▸ Instructions for the task
Set down the whole listing verbatim.

▸ Data provided
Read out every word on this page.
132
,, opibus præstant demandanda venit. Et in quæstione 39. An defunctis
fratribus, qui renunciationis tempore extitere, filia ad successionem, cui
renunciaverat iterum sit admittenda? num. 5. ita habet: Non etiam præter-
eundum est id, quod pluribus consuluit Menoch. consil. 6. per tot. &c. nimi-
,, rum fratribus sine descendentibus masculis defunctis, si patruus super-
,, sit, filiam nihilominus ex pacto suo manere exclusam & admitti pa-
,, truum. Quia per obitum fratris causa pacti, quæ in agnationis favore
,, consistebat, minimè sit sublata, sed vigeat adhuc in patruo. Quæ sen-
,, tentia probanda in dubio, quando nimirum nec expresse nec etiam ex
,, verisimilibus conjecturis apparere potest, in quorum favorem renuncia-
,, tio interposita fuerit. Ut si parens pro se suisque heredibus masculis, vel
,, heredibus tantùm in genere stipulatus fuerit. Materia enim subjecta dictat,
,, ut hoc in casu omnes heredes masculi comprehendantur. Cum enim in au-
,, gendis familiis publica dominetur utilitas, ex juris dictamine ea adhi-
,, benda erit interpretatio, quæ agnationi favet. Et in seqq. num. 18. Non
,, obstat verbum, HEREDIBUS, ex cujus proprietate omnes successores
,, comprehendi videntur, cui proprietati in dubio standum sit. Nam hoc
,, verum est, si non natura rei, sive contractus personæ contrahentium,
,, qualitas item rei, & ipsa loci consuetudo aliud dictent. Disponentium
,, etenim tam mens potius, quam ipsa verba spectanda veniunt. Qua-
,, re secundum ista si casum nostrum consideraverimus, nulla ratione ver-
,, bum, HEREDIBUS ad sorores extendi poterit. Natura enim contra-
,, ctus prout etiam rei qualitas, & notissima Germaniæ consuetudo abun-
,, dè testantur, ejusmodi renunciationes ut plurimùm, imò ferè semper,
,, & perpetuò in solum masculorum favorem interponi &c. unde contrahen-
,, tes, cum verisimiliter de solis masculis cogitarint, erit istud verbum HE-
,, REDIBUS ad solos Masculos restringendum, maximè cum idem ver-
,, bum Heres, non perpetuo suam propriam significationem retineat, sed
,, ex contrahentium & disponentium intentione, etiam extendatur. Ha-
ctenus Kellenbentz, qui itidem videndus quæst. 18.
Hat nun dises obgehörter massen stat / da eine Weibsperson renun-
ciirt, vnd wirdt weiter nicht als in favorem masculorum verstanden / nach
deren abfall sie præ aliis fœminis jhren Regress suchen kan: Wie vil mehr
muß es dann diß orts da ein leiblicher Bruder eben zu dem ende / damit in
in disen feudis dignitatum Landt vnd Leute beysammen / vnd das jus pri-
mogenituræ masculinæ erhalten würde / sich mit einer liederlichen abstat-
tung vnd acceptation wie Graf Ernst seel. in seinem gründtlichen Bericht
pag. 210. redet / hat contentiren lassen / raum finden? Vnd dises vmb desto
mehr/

▸ Written solution
Read out every word on this page.
132
,, opibus præstant demandanda venit. Et in quæstione 39. An defunctis
fratribus, qui renunciationis tempore extitere, filia ad successionem, cui
renunciaverat iterum sit admittenda? num. 5. ita habet: Non etiam præter-
eundum est id, quod pluribus consuluit Menoch. consil. 6. per tot. &c. nimi-
,, rum fratribus sine descendentibus masculis defunctis, si patruus super-
,, sit, filiam nihilominus ex pacto suo manere exclusam & admitti pa-
,, truum. Quia per obitum fratris causa pacti, quæ in agnationis favore
,, consistebat, minimè sit sublata, sed vigeat adhuc in patruo. Quæ sen-
,, tentia probanda in dubio, quando nimirum nec expresse nec etiam ex
,, verisimilibus conjecturis apparere potest, in quorum favorem renuncia-
,, tio interposita fuerit. Ut si parens pro se suisque heredibus masculis, vel
,, heredibus tantùm in genere stipulatus fuerit. Materia enim subjecta dictat,
,, ut hoc in casu omnes heredes masculi comprehendantur. Cum enim in au-
,, gendis familiis publica dominetur utilitas, ex juris dictamine ea adhi-
,, benda erit interpretatio, quæ agnationi favet. Et in seqq. num. 18. Non
,, obstat verbum, HEREDIBUS, ex cujus proprietate omnes successores
,, comprehendi videntur, cui proprietati in dubio standum sit. Nam hoc
,, verum est, si non natura rei, sive contractus personæ contrahentium,
,, qualitas item rei, & ipsa loci consuetudo aliud dictent. Disponentium
,, etenim tam mens potius, quam ipsa verba spectanda veniunt. Qua-
,, re secundum ista si casum nostrum consideraverimus, nulla ratione ver-
,, bum, HEREDIBUS ad sorores extendi poterit. Natura enim contra-
,, ctus prout etiam rei qualitas, & notissima Germaniæ consuetudo abun-
,, dè testantur, ejusmodi renunciationes ut plurimùm, imò ferè semper,
,, & perpetuò in solum masculorum favorem interponi &c. unde contrahen-
,, tes, cum verisimiliter de solis masculis cogitarint, erit istud verbum HE-
,, REDIBUS ad solos Masculos restringendum, maximè cum idem ver-
,, bum Heres, non perpetuo suam propriam significationem retineat, sed
,, ex contrahentium & disponentium intentione, etiam extendatur. Ha-
ctenus Kellenbentz, qui itidem videndus quæst. 18.
Hat nun dises obgehörter massen stat / da eine Weibsperson renun-
ciirt, vnd wirdt weiter nicht als in favorem masculorum verstanden / nach
deren abfall sie præ aliis fœminis jhren Regress suchen kan: Wie vil mehr
muß es dann diß orts da ein leiblicher Bruder eben zu dem ende / damit in
in disen feudis dignitatum Landt vnd Leute beysammen / vnd das jus pri-
mogenituræ masculinæ erhalten würde / sich mit einer liederlichen abstat-
tung vnd acceptation wie Graf Ernst seel. in seinem gründtlichen Bericht
pag. 210. redet / hat contentiren lassen / raum finden? Vnd dises vmb desto
mehr/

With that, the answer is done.